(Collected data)
═══

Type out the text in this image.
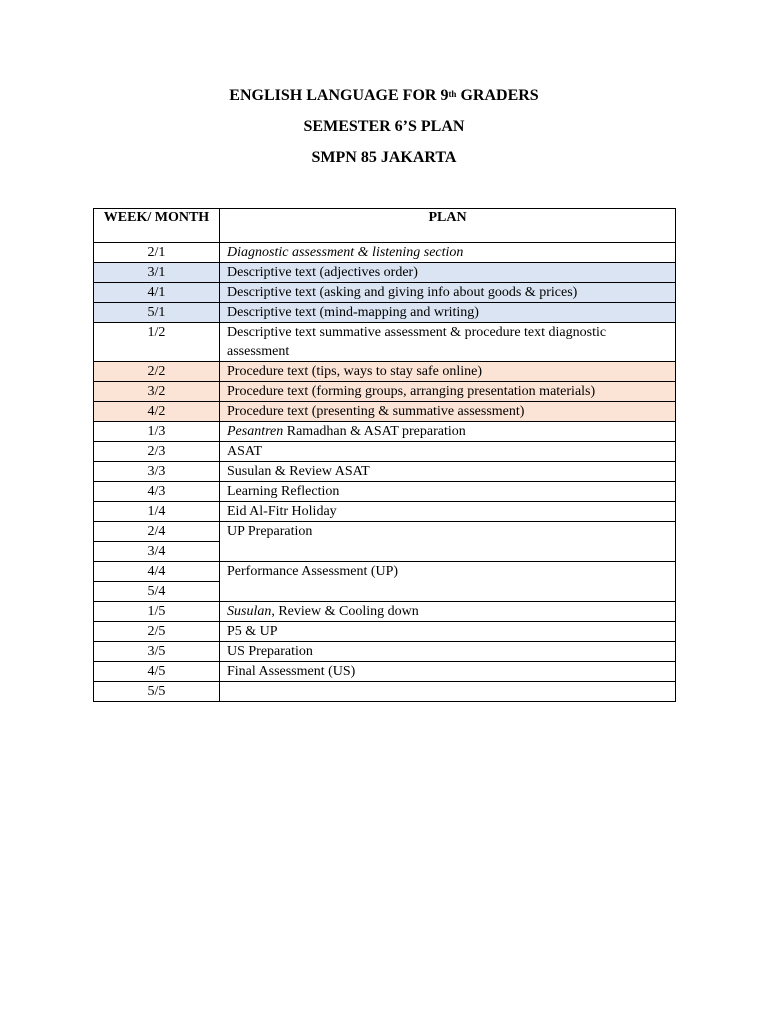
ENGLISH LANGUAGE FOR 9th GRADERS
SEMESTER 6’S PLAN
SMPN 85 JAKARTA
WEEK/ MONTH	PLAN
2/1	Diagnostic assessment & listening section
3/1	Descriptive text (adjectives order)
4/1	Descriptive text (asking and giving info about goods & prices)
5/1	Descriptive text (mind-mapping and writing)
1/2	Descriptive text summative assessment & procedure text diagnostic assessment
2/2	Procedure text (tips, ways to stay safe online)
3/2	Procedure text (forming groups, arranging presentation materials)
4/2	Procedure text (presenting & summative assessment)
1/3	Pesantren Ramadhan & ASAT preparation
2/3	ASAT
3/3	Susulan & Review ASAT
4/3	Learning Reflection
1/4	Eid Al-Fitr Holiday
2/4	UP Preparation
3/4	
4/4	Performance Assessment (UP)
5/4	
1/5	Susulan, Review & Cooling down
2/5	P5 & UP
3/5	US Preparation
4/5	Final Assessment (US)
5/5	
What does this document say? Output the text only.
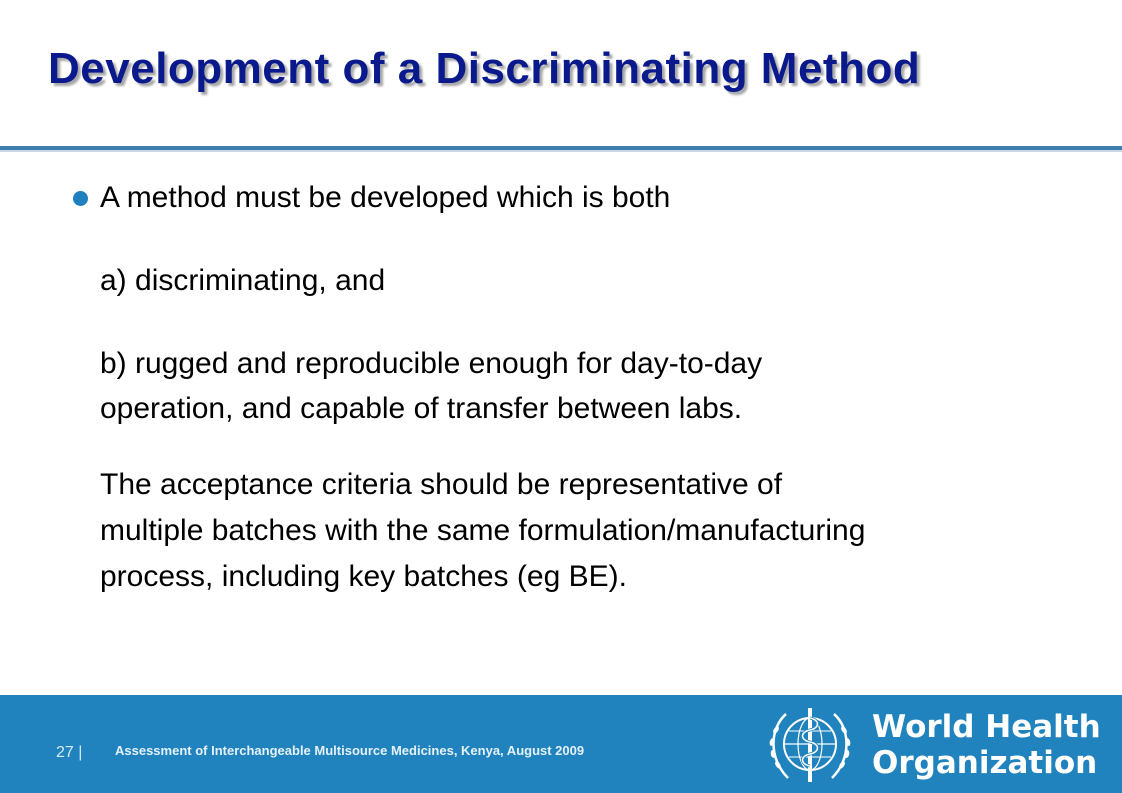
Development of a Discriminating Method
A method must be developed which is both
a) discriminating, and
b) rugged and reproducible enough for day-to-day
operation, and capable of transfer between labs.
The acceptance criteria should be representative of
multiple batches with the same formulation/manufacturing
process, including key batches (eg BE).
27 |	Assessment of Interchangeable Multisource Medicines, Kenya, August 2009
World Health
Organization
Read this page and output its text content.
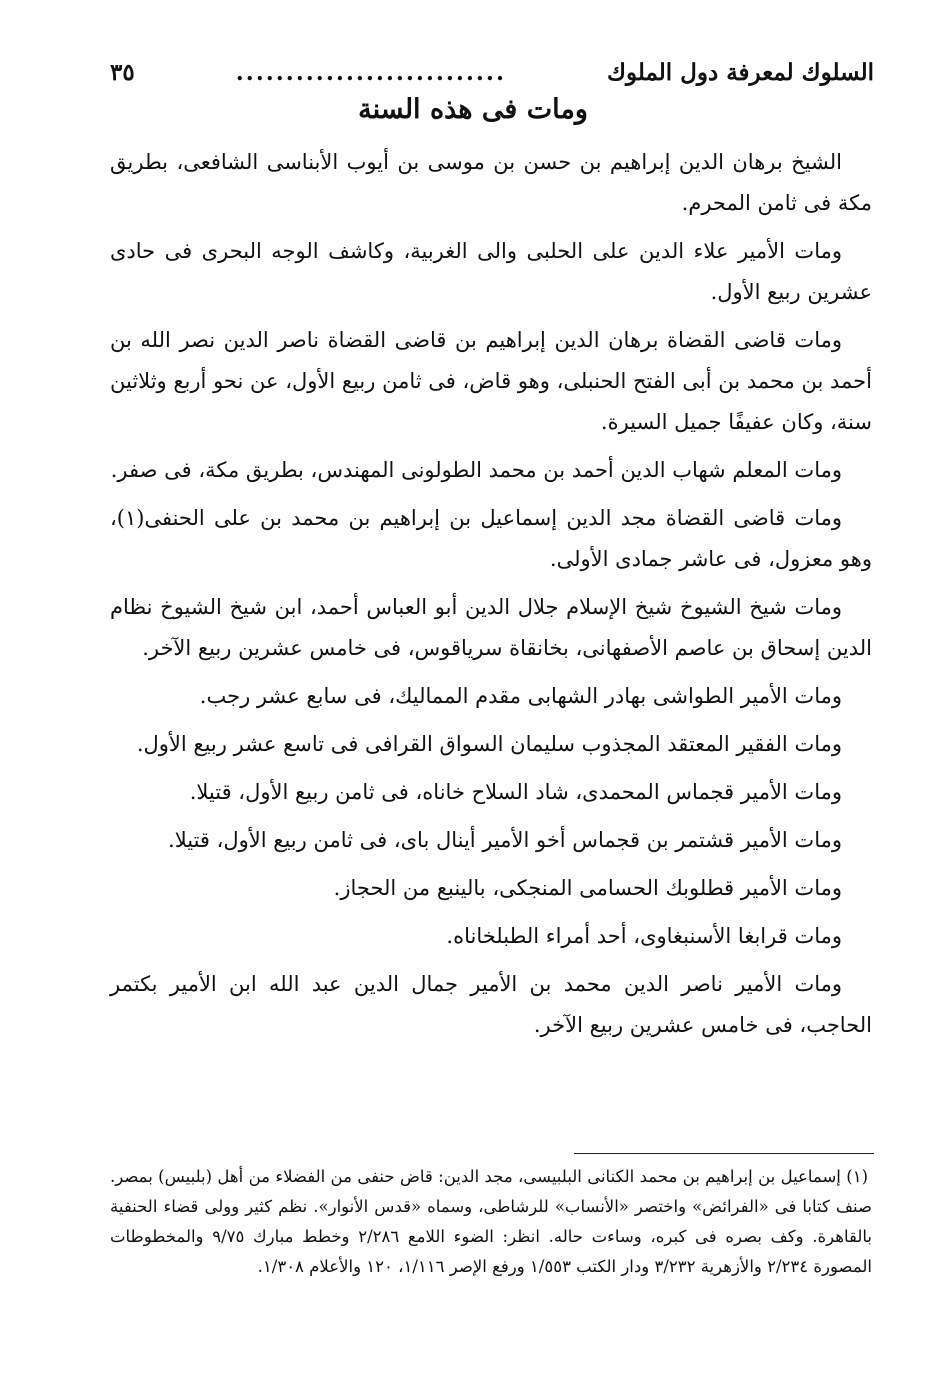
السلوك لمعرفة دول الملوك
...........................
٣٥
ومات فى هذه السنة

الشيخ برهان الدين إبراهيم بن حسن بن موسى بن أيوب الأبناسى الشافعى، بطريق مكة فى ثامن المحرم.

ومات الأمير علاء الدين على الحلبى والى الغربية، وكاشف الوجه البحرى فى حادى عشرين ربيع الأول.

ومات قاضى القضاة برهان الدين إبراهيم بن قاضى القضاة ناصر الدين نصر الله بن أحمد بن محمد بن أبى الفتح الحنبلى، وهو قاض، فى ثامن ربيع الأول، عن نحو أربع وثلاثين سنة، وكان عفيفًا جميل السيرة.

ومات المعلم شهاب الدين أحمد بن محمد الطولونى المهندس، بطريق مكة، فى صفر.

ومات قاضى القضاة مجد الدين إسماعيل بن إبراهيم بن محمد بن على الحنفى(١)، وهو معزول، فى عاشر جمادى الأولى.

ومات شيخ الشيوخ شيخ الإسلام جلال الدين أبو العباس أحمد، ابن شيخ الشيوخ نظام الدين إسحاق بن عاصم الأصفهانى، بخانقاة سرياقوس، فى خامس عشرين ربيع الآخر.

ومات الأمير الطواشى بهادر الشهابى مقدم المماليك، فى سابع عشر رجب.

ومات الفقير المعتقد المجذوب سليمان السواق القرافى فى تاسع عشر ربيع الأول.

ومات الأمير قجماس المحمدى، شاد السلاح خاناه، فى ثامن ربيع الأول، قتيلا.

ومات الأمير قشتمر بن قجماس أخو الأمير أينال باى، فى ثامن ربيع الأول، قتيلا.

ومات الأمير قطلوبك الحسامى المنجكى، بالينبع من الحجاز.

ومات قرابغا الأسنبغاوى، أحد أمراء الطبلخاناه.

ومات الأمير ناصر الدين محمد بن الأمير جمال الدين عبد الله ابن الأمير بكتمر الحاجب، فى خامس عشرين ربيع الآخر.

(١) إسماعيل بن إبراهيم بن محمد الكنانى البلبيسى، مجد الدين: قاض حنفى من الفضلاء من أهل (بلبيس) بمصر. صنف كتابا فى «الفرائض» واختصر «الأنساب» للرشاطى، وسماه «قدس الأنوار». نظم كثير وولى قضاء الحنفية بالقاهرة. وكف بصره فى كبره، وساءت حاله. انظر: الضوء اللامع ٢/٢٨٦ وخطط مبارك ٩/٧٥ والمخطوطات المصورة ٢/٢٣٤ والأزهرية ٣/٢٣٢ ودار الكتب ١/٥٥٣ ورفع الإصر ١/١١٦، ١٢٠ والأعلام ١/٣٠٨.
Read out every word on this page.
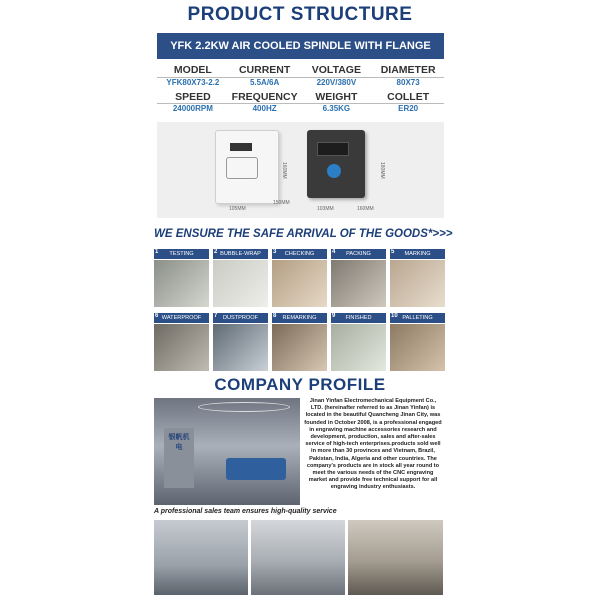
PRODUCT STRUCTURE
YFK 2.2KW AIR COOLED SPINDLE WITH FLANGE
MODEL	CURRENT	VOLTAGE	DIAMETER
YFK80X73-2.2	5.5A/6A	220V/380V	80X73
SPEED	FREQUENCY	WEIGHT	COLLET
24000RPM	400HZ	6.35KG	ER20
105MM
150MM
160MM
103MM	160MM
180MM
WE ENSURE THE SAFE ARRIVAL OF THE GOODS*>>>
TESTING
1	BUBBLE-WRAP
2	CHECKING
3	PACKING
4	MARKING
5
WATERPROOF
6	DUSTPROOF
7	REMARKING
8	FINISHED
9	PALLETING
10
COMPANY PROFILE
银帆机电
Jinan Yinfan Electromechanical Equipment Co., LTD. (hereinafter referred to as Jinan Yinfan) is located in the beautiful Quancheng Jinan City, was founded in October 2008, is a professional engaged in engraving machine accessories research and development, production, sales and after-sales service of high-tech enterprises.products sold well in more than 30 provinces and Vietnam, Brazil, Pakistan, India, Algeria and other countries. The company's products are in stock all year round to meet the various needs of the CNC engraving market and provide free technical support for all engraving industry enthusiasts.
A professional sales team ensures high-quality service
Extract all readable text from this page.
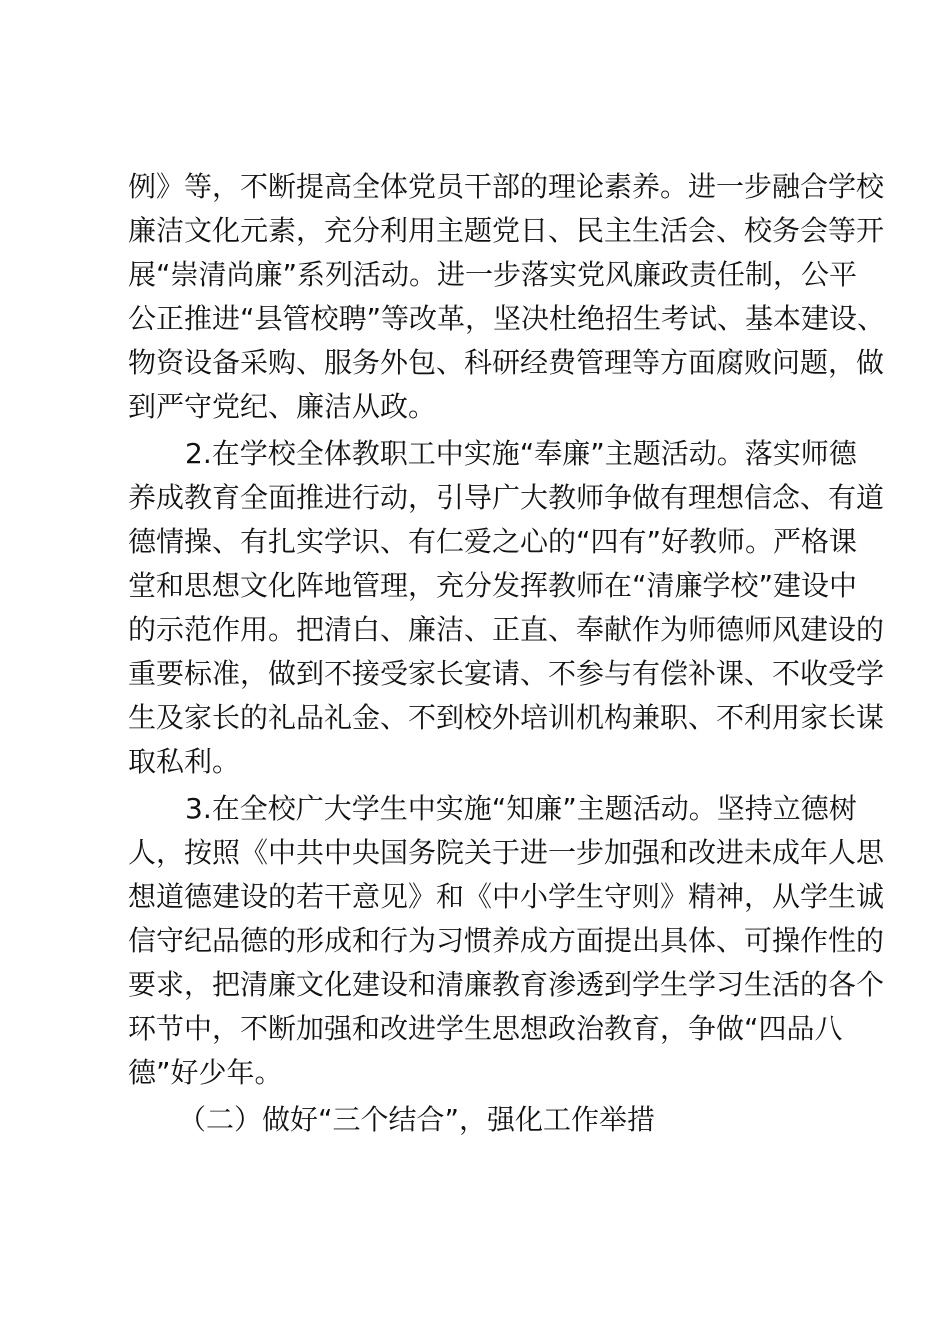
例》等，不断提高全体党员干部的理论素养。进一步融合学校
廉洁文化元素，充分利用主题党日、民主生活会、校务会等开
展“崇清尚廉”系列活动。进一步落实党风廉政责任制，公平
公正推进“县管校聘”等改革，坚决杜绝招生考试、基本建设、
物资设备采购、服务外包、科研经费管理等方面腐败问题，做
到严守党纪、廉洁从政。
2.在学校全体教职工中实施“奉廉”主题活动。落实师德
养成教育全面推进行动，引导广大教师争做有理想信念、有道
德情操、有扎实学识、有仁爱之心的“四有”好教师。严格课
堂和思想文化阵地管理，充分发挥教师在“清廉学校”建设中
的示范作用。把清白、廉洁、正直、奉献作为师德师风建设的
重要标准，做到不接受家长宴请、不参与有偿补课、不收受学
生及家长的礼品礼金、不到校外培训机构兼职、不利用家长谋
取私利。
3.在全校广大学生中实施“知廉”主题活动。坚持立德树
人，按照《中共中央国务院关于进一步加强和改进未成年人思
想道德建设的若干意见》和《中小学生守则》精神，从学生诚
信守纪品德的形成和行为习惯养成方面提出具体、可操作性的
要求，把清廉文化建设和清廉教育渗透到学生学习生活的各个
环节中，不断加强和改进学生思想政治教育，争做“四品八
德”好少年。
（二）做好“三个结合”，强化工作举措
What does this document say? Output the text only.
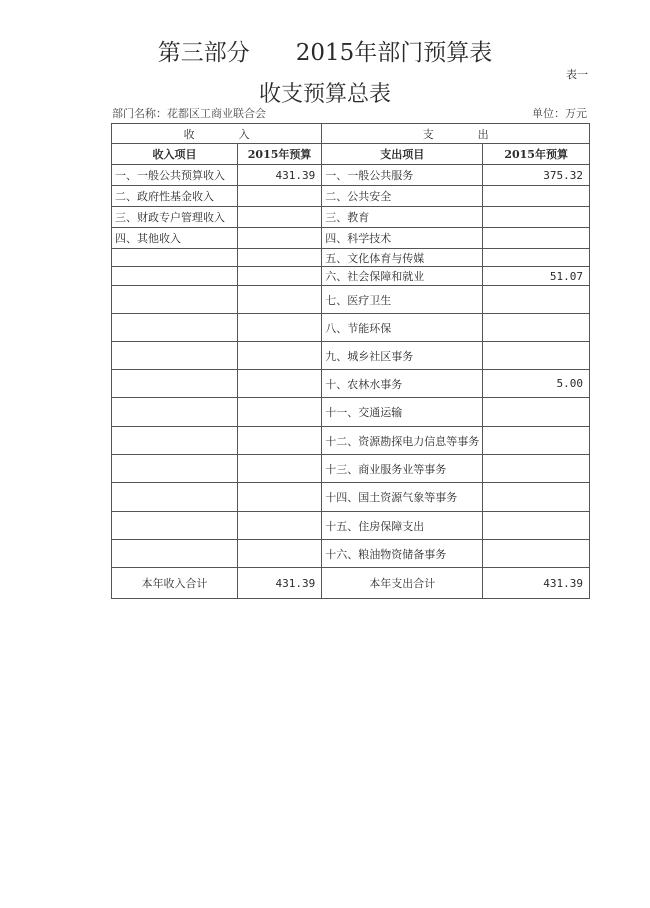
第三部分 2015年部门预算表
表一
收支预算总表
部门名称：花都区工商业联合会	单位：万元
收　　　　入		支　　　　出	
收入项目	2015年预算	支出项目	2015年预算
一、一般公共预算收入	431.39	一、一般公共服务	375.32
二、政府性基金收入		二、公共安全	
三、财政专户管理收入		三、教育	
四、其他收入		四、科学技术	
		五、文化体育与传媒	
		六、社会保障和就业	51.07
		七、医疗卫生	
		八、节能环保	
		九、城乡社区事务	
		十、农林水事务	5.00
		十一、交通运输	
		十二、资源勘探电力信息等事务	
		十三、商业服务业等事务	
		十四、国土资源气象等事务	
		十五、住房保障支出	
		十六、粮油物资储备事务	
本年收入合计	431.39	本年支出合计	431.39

═══

■ To do: Transcribe every line from the records above without alteration, and leave out the images.

■ Completed exercise:
Type out the text in this image.
ENGLISH LANGUAGE FOR 9th GRADERS
SEMESTER 6’S PLAN
SMPN 85 JAKARTA
WEEK/ MONTH	PLAN
2/1	Diagnostic assessment & listening section
3/1	Descriptive text (adjectives order)
4/1	Descriptive text (asking and giving info about goods & prices)
5/1	Descriptive text (mind-mapping and writing)
1/2	Descriptive text summative assessment & procedure text diagnostic assessment
2/2	Procedure text (tips, ways to stay safe online)
3/2	Procedure text (forming groups, arranging presentation materials)
4/2	Procedure text (presenting & summative assessment)
1/3	Pesantren Ramadhan & ASAT preparation
2/3	ASAT
3/3	Susulan & Review ASAT
4/3	Learning Reflection
1/4	Eid Al-Fitr Holiday
2/4	UP Preparation
3/4	
4/4	Performance Assessment (UP)
5/4	
1/5	Susulan, Review & Cooling down
2/5	P5 & UP
3/5	US Preparation
4/5	Final Assessment (US)
5/5	
What does this document say? Output the text only.
Development of a Discriminating Method
A method must be developed which is both
a) discriminating, and
b) rugged and reproducible enough for day-to-day
operation, and capable of transfer between labs.
The acceptance criteria should be representative of
multiple batches with the same formulation/manufacturing
process, including key batches (eg BE).
27 |	Assessment of Interchangeable Multisource Medicines, Kenya, August 2009
World Health
Organization
Read this page and output its text content.
السلوك لمعرفة دول الملوك
...........................
٣٥
ومات فى هذه السنة

الشيخ برهان الدين إبراهيم بن حسن بن موسى بن أيوب الأبناسى الشافعى، بطريق مكة فى ثامن المحرم.

ومات الأمير علاء الدين على الحلبى والى الغربية، وكاشف الوجه البحرى فى حادى عشرين ربيع الأول.

ومات قاضى القضاة برهان الدين إبراهيم بن قاضى القضاة ناصر الدين نصر الله بن أحمد بن محمد بن أبى الفتح الحنبلى، وهو قاض، فى ثامن ربيع الأول، عن نحو أربع وثلاثين سنة، وكان عفيفًا جميل السيرة.

ومات المعلم شهاب الدين أحمد بن محمد الطولونى المهندس، بطريق مكة، فى صفر.

ومات قاضى القضاة مجد الدين إسماعيل بن إبراهيم بن محمد بن على الحنفى(١)، وهو معزول، فى عاشر جمادى الأولى.

ومات شيخ الشيوخ شيخ الإسلام جلال الدين أبو العباس أحمد، ابن شيخ الشيوخ نظام الدين إسحاق بن عاصم الأصفهانى، بخانقاة سرياقوس، فى خامس عشرين ربيع الآخر.

ومات الأمير الطواشى بهادر الشهابى مقدم المماليك، فى سابع عشر رجب.

ومات الفقير المعتقد المجذوب سليمان السواق القرافى فى تاسع عشر ربيع الأول.

ومات الأمير قجماس المحمدى، شاد السلاح خاناه، فى ثامن ربيع الأول، قتيلا.

ومات الأمير قشتمر بن قجماس أخو الأمير أينال باى، فى ثامن ربيع الأول، قتيلا.

ومات الأمير قطلوبك الحسامى المنجكى، بالينبع من الحجاز.

ومات قرابغا الأسنبغاوى، أحد أمراء الطبلخاناه.

ومات الأمير ناصر الدين محمد بن الأمير جمال الدين عبد الله ابن الأمير بكتمر الحاجب، فى خامس عشرين ربيع الآخر.

(١) إسماعيل بن إبراهيم بن محمد الكنانى البلبيسى، مجد الدين: قاض حنفى من الفضلاء من أهل (بلبيس) بمصر. صنف كتابا فى «الفرائض» واختصر «الأنساب» للرشاطى، وسماه «قدس الأنوار». نظم كثير وولى قضاء الحنفية بالقاهرة. وكف بصره فى كبره، وساءت حاله. انظر: الضوء اللامع ٢/٢٨٦ وخطط مبارك ٩/٧٥ والمخطوطات المصورة ٢/٢٣٤ والأزهرية ٣/٢٣٢ ودار الكتب ١/٥٥٣ ورفع الإصر ١/١١٦، ١٢٠ والأعلام ١/٣٠٨.
Read out every word on this page.
PRODUCT STRUCTURE
YFK 2.2KW AIR COOLED SPINDLE WITH FLANGE
MODEL	CURRENT	VOLTAGE	DIAMETER
YFK80X73-2.2	5.5A/6A	220V/380V	80X73
SPEED	FREQUENCY	WEIGHT	COLLET
24000RPM	400HZ	6.35KG	ER20
105MM
150MM
160MM
103MM	160MM
180MM
WE ENSURE THE SAFE ARRIVAL OF THE GOODS*>>>
TESTING
1	BUBBLE-WRAP
2	CHECKING
3	PACKING
4	MARKING
5
WATERPROOF
6	DUSTPROOF
7	REMARKING
8	FINISHED
9	PALLETING
10
COMPANY PROFILE
银帆机电
Jinan Yinfan Electromechanical Equipment Co., LTD. (hereinafter referred to as Jinan Yinfan) is located in the beautiful Quancheng Jinan City, was founded in October 2008, is a professional engaged in engraving machine accessories research and development, production, sales and after-sales service of high-tech enterprises.products sold well in more than 30 provinces and Vietnam, Brazil, Pakistan, India, Algeria and other countries. The company's products are in stock all year round to meet the various needs of the CNC engraving market and provide free technical support for all engraving industry enthusiasts.
A professional sales team ensures high-quality service
Extract all readable text from this page.
例》等，不断提高全体党员干部的理论素养。进一步融合学校
廉洁文化元素，充分利用主题党日、民主生活会、校务会等开
展“崇清尚廉”系列活动。进一步落实党风廉政责任制，公平
公正推进“县管校聘”等改革，坚决杜绝招生考试、基本建设、
物资设备采购、服务外包、科研经费管理等方面腐败问题，做
到严守党纪、廉洁从政。
2.在学校全体教职工中实施“奉廉”主题活动。落实师德
养成教育全面推进行动，引导广大教师争做有理想信念、有道
德情操、有扎实学识、有仁爱之心的“四有”好教师。严格课
堂和思想文化阵地管理，充分发挥教师在“清廉学校”建设中
的示范作用。把清白、廉洁、正直、奉献作为师德师风建设的
重要标准，做到不接受家长宴请、不参与有偿补课、不收受学
生及家长的礼品礼金、不到校外培训机构兼职、不利用家长谋
取私利。
3.在全校广大学生中实施“知廉”主题活动。坚持立德树
人，按照《中共中央国务院关于进一步加强和改进未成年人思
想道德建设的若干意见》和《中小学生守则》精神，从学生诚
信守纪品德的形成和行为习惯养成方面提出具体、可操作性的
要求，把清廉文化建设和清廉教育渗透到学生学习生活的各个
环节中，不断加强和改进学生思想政治教育，争做“四品八
德”好少年。
（二）做好“三个结合”，强化工作举措
What does this document say? Output the text only.
第三部分 2015年部门预算表
表一
收支预算总表
部门名称：花都区工商业联合会	单位：万元
收　　　　入		支　　　　出	
收入项目	2015年预算	支出项目	2015年预算
一、一般公共预算收入	431.39	一、一般公共服务	375.32
二、政府性基金收入		二、公共安全	
三、财政专户管理收入		三、教育	
四、其他收入		四、科学技术	
		五、文化体育与传媒	
		六、社会保障和就业	51.07
		七、医疗卫生	
		八、节能环保	
		九、城乡社区事务	
		十、农林水事务	5.00
		十一、交通运输	
		十二、资源勘探电力信息等事务	
		十三、商业服务业等事务	
		十四、国土资源气象等事务	
		十五、住房保障支出	
		十六、粮油物资储备事务	
本年收入合计	431.39	本年支出合计	431.39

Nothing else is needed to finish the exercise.